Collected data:
— BEGIN —

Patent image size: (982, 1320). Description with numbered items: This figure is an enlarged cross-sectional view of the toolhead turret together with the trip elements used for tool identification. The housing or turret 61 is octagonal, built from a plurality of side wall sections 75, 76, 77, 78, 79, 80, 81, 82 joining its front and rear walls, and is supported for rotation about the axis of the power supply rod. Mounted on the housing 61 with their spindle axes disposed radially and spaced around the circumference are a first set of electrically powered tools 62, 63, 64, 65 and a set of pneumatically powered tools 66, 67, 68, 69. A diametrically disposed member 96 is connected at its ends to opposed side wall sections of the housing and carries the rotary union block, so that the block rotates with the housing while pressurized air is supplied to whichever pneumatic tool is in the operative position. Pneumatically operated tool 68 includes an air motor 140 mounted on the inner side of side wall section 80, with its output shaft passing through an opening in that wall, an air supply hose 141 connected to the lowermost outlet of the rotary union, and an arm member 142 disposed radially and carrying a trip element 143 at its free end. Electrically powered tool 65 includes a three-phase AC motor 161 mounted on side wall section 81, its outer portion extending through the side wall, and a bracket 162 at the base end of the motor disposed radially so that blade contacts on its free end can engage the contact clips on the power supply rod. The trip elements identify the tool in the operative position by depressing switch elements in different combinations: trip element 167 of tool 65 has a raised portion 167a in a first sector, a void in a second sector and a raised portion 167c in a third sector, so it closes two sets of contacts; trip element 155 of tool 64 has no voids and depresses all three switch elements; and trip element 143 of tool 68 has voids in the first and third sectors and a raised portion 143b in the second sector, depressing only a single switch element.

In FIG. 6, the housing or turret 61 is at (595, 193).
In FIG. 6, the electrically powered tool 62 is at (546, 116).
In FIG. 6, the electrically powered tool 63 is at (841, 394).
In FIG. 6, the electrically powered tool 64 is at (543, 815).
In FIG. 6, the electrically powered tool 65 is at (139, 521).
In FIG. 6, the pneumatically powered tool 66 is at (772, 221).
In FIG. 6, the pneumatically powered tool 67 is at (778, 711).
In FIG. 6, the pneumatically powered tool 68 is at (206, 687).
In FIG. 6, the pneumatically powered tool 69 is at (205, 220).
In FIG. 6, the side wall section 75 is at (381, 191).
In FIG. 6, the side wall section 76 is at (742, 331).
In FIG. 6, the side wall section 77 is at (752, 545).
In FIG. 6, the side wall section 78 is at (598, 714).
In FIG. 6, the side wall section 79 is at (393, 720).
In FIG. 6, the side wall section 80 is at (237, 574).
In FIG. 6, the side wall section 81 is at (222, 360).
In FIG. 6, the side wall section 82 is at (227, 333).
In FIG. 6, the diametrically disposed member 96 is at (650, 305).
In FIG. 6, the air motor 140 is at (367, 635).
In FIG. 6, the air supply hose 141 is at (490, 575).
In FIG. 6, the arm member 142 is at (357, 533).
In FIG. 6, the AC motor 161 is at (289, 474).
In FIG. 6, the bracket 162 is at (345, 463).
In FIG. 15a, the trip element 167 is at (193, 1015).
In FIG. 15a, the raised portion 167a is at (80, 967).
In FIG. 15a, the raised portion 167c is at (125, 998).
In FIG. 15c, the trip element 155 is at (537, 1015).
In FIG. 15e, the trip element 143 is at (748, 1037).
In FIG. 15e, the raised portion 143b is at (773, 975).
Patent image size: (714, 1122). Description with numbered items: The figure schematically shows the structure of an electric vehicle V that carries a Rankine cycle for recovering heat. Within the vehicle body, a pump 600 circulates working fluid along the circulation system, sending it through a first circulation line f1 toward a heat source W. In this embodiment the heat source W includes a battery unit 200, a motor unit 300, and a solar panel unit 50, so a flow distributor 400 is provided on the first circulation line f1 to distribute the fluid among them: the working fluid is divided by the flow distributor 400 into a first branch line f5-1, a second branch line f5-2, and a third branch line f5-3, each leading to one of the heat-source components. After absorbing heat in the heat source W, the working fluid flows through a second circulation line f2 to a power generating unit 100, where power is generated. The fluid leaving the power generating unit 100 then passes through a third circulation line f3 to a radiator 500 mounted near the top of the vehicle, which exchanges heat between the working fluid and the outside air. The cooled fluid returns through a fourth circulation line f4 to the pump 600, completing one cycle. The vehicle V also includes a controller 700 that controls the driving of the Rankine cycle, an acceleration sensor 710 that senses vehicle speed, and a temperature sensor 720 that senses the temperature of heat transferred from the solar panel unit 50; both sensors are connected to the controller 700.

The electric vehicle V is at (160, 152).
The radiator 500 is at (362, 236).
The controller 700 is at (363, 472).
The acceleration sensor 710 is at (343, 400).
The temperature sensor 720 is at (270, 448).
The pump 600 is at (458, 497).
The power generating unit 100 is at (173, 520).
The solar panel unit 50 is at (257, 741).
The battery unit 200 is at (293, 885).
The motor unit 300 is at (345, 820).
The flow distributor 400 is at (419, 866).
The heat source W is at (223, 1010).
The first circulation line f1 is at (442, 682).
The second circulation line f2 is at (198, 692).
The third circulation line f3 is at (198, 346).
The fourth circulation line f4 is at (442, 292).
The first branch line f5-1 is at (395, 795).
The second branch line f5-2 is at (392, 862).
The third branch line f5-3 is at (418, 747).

— END —

Pick out every row above that contains the word "controller", and copy each of those rows in full. Case counts.

Patent image size: (714, 1122). Description with numbered items: The figure schematically shows the structure of an electric vehicle V that carries a Rankine cycle for recovering heat. Within the vehicle body, a pump 600 circulates working fluid along the circulation system, sending it through a first circulation line f1 toward a heat source W. In this embodiment the heat source W includes a battery unit 200, a motor unit 300, and a solar panel unit 50, so a flow distributor 400 is provided on the first circulation line f1 to distribute the fluid among them: the working fluid is divided by the flow distributor 400 into a first branch line f5-1, a second branch line f5-2, and a third branch line f5-3, each leading to one of the heat-source components. After absorbing heat in the heat source W, the working fluid flows through a second circulation line f2 to a power generating unit 100, where power is generated. The fluid leaving the power generating unit 100 then passes through a third circulation line f3 to a radiator 500 mounted near the top of the vehicle, which exchanges heat between the working fluid and the outside air. The cooled fluid returns through a fourth circulation line f4 to the pump 600, completing one cycle. The vehicle V also includes a controller 700 that controls the driving of the Rankine cycle, an acceleration sensor 710 that senses vehicle speed, and a temperature sensor 720 that senses the temperature of heat transferred from the solar panel unit 50; both sensors are connected to the controller 700.
The controller 700 is at (363, 472).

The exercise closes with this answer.